EXERCISE DIRECTIONS — Gather, from the data below, each line in which the word "resort" occurs.

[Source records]
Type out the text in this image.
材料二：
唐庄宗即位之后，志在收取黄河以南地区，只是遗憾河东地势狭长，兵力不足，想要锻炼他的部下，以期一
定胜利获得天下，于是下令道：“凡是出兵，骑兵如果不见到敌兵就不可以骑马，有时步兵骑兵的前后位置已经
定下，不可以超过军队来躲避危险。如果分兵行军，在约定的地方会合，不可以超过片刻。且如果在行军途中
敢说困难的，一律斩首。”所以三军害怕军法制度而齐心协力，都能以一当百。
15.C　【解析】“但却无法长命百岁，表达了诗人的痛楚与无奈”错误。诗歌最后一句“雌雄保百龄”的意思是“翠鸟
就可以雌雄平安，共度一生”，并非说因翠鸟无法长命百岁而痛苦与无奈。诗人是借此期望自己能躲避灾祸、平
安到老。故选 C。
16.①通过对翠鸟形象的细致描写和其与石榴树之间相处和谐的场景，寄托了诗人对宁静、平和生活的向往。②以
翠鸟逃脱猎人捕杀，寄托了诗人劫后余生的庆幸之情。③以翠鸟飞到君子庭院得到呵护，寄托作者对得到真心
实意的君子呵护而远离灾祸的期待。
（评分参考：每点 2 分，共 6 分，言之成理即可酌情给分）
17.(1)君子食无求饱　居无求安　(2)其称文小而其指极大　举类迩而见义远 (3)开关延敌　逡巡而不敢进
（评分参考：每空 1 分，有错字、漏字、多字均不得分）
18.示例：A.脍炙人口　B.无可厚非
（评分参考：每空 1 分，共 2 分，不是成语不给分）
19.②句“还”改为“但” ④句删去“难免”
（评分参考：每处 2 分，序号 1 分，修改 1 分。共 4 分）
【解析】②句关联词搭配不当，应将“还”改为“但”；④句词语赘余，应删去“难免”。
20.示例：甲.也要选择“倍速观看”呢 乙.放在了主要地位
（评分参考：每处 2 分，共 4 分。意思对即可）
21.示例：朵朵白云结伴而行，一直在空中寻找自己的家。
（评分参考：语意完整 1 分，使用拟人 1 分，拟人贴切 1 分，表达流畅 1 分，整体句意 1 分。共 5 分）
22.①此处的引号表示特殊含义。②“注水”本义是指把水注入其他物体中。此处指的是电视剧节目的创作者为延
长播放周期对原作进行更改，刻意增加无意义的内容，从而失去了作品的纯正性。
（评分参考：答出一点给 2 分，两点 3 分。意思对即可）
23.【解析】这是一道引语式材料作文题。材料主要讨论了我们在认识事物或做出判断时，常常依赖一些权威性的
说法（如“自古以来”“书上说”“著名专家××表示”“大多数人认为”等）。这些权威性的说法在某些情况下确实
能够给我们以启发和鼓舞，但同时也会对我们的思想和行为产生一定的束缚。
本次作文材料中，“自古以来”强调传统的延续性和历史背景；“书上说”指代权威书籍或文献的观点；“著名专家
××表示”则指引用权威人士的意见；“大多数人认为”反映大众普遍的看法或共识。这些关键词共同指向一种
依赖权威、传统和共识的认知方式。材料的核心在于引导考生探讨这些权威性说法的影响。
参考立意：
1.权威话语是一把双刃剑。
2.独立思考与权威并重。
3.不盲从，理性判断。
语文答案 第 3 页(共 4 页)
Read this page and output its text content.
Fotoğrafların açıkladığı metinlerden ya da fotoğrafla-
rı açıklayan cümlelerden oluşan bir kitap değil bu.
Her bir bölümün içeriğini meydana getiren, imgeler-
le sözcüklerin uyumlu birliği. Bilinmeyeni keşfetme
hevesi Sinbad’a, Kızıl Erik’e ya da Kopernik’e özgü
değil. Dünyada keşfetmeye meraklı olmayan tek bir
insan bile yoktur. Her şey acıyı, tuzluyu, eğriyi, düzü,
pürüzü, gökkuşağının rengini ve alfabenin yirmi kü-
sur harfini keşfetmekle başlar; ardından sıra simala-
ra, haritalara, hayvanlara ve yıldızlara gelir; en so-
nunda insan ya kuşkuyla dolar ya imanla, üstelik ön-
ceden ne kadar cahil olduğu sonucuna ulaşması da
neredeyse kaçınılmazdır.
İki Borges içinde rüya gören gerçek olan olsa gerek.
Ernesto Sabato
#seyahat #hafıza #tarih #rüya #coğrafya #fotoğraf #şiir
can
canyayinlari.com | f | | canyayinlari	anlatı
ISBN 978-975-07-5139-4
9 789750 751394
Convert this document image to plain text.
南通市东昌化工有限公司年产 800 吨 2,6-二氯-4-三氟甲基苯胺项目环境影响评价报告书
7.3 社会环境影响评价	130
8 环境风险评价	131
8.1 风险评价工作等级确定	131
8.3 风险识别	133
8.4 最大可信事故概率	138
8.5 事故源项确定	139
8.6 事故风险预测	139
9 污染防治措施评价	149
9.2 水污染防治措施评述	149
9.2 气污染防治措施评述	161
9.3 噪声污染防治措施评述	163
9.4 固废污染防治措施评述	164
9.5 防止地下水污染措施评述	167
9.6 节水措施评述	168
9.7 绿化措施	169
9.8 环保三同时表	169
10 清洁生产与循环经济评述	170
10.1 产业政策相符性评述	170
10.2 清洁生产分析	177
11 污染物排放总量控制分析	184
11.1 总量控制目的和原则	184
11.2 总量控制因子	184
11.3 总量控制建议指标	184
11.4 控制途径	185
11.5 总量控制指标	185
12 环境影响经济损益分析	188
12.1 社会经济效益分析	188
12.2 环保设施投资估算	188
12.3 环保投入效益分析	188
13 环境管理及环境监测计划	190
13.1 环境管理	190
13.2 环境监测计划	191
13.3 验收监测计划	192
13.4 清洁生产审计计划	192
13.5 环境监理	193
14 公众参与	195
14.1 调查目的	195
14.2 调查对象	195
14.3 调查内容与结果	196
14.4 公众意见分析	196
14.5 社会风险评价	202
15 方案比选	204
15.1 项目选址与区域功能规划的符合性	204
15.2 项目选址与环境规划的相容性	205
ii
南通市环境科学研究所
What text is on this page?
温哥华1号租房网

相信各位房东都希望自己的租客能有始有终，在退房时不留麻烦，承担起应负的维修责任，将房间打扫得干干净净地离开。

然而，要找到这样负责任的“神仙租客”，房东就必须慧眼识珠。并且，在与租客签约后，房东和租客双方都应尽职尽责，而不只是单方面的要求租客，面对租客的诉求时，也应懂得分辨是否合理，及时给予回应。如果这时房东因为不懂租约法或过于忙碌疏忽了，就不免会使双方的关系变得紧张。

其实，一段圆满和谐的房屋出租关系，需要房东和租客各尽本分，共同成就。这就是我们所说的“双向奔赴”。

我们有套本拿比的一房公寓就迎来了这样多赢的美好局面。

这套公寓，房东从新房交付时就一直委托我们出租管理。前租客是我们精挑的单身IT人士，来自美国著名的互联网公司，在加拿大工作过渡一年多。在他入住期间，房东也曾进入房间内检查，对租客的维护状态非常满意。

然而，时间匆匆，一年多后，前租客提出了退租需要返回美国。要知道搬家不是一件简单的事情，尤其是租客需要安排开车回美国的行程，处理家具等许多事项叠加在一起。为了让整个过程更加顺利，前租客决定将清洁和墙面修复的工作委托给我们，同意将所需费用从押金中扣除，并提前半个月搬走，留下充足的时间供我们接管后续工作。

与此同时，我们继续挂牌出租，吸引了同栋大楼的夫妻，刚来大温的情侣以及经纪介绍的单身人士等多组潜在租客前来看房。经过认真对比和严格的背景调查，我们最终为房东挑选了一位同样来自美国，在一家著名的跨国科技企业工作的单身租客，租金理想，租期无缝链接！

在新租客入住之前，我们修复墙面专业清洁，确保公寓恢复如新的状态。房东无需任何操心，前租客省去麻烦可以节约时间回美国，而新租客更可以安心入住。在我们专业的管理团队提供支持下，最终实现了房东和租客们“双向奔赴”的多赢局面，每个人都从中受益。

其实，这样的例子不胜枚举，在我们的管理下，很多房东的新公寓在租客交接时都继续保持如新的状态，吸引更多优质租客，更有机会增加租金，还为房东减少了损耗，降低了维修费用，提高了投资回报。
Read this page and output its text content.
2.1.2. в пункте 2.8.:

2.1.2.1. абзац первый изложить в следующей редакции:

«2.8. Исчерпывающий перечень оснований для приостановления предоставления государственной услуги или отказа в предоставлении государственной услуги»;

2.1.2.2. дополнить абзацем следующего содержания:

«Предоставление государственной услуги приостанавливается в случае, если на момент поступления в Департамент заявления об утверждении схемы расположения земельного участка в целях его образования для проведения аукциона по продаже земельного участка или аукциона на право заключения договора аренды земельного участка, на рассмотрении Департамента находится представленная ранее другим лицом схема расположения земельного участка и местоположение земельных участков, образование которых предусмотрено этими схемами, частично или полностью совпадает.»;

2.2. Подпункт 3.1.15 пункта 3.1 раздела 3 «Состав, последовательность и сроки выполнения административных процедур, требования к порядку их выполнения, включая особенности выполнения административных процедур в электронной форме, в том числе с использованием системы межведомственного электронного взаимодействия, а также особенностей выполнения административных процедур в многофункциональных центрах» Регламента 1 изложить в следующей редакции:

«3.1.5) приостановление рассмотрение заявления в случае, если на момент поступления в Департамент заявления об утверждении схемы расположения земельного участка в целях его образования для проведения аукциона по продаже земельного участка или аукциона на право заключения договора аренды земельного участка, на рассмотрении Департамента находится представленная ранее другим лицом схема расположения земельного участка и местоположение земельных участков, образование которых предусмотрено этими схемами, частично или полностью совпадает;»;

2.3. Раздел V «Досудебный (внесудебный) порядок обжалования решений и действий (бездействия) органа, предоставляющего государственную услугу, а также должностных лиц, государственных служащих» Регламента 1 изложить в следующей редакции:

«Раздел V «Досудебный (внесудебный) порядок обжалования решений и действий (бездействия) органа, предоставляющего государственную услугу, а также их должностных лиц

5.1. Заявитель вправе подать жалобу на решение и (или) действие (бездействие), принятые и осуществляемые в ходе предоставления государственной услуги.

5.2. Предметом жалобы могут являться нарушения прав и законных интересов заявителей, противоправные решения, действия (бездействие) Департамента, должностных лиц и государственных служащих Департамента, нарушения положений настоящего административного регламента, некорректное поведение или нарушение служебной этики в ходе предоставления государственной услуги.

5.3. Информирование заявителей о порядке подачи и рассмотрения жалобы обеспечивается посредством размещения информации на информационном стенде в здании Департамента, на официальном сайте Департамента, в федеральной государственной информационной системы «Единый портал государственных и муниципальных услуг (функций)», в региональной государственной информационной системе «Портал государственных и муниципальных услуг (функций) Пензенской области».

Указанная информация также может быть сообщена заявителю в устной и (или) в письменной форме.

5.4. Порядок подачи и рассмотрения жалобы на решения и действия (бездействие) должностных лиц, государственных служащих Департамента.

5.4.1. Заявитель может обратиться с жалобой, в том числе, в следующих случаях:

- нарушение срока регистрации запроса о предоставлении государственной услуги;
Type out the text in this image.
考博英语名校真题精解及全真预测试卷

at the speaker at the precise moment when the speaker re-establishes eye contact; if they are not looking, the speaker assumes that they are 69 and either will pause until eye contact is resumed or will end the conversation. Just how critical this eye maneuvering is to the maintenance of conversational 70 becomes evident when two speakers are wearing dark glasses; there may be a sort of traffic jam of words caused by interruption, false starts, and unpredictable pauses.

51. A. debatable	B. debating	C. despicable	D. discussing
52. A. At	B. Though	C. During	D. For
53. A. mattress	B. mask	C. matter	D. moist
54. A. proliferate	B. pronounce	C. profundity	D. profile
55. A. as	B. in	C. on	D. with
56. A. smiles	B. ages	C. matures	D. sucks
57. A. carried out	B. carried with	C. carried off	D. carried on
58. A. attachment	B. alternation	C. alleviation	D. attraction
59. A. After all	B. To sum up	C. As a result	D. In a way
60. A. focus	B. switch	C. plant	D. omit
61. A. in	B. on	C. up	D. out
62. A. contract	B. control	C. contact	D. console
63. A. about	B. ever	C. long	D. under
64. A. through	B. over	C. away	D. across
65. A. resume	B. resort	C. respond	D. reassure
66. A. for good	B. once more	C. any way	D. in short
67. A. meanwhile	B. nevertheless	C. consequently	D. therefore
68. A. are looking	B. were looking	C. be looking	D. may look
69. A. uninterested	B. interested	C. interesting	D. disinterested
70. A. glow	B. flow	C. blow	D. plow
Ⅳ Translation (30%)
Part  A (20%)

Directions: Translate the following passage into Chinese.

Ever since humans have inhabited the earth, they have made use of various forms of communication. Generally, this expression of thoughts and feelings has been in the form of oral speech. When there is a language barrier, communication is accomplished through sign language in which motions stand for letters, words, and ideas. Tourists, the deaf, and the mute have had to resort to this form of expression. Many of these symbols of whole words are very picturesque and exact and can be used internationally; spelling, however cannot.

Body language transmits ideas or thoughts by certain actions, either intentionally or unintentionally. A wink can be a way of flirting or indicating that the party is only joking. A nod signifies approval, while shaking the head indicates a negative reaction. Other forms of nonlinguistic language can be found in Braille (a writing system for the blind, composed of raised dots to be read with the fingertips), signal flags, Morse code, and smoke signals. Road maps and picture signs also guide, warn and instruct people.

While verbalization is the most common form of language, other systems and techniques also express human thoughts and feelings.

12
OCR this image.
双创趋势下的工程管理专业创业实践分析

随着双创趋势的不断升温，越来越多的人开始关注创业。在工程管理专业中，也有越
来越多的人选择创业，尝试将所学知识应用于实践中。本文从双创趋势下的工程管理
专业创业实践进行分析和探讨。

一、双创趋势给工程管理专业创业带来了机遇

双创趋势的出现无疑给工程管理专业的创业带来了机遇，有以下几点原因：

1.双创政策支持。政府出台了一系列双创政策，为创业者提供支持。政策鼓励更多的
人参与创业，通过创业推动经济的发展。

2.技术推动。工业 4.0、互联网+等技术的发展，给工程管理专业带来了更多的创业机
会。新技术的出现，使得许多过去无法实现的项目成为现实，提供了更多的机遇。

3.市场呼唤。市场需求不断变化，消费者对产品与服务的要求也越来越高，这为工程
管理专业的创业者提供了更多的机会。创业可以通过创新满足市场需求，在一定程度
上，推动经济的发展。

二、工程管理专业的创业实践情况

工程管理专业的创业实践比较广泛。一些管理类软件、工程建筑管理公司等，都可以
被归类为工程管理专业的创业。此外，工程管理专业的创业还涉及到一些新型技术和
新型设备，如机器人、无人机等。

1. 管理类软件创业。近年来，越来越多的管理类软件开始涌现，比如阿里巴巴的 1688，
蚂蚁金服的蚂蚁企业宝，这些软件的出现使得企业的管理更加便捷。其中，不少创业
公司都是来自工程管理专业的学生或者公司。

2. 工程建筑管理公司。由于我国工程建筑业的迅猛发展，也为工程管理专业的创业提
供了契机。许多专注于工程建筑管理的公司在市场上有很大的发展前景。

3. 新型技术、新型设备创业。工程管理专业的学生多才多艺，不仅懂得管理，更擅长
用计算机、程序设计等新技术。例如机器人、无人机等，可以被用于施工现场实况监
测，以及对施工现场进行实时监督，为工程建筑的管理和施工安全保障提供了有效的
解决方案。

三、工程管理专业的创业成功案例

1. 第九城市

CORRECT RESPONSE —
65. A. resume	B. resort	C. respond	D. reassure
Ever since humans have inhabited the earth, they have made use of various forms of communication. Generally, this expression of thoughts and feelings has been in the form of oral speech. When there is a language barrier, communication is accomplished through sign language in which motions stand for letters, words, and ideas. Tourists, the deaf, and the mute have had to resort to this form of expression. Many of these symbols of whole words are very picturesque and exact and can be used internationally; spelling, however cannot.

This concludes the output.